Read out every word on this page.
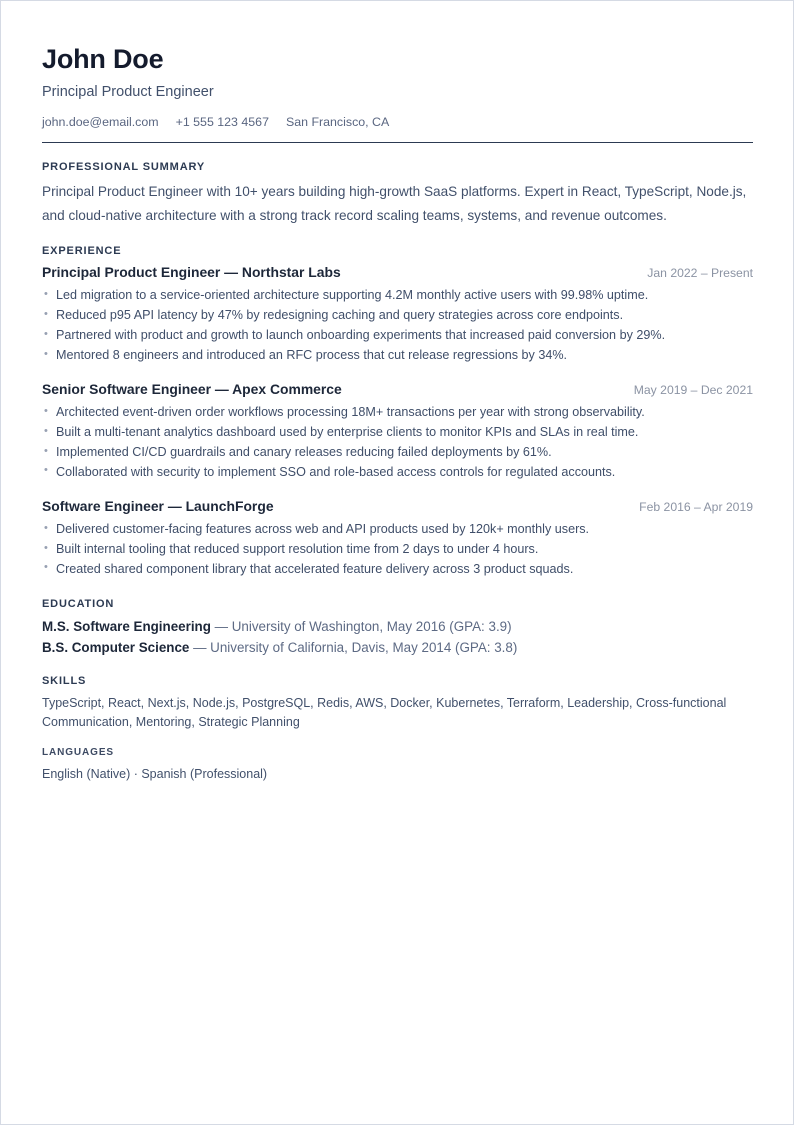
John Doe
Principal Product Engineer
john.doe@email.com +1 555 123 4567 San Francisco, CA
PROFESSIONAL SUMMARY

Principal Product Engineer with 10+ years building high-growth SaaS platforms. Expert in React, TypeScript, Node.js, and cloud-native architecture with a strong track record scaling teams, systems, and revenue outcomes.

EXPERIENCE
Principal Product Engineer — Northstar Labs	Jan 2022 – Present
• Led migration to a service-oriented architecture supporting 4.2M monthly active users with 99.98% uptime.
• Reduced p95 API latency by 47% by redesigning caching and query strategies across core endpoints.
• Partnered with product and growth to launch onboarding experiments that increased paid conversion by 29%.
• Mentored 8 engineers and introduced an RFC process that cut release regressions by 34%.
Senior Software Engineer — Apex Commerce	May 2019 – Dec 2021
• Architected event-driven order workflows processing 18M+ transactions per year with strong observability.
• Built a multi-tenant analytics dashboard used by enterprise clients to monitor KPIs and SLAs in real time.
• Implemented CI/CD guardrails and canary releases reducing failed deployments by 61%.
• Collaborated with security to implement SSO and role-based access controls for regulated accounts.
Software Engineer — LaunchForge	Feb 2016 – Apr 2019
• Delivered customer-facing features across web and API products used by 120k+ monthly users.
• Built internal tooling that reduced support resolution time from 2 days to under 4 hours.
• Created shared component library that accelerated feature delivery across 3 product squads.
EDUCATION
M.S. Software Engineering — University of Washington, May 2016 (GPA: 3.9)
B.S. Computer Science — University of California, Davis, May 2014 (GPA: 3.8)
SKILLS

TypeScript, React, Next.js, Node.js, PostgreSQL, Redis, AWS, Docker, Kubernetes, Terraform, Leadership, Cross-functional Communication, Mentoring, Strategic Planning

LANGUAGES

English (Native) · Spanish (Professional)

# # # #

### What to work on
Find every line above that contains the word "Built", and return each one.

### Complete output
• Built a multi-tenant analytics dashboard used by enterprise clients to monitor KPIs and SLAs in real time.
• Built internal tooling that reduced support resolution time from 2 days to under 4 hours.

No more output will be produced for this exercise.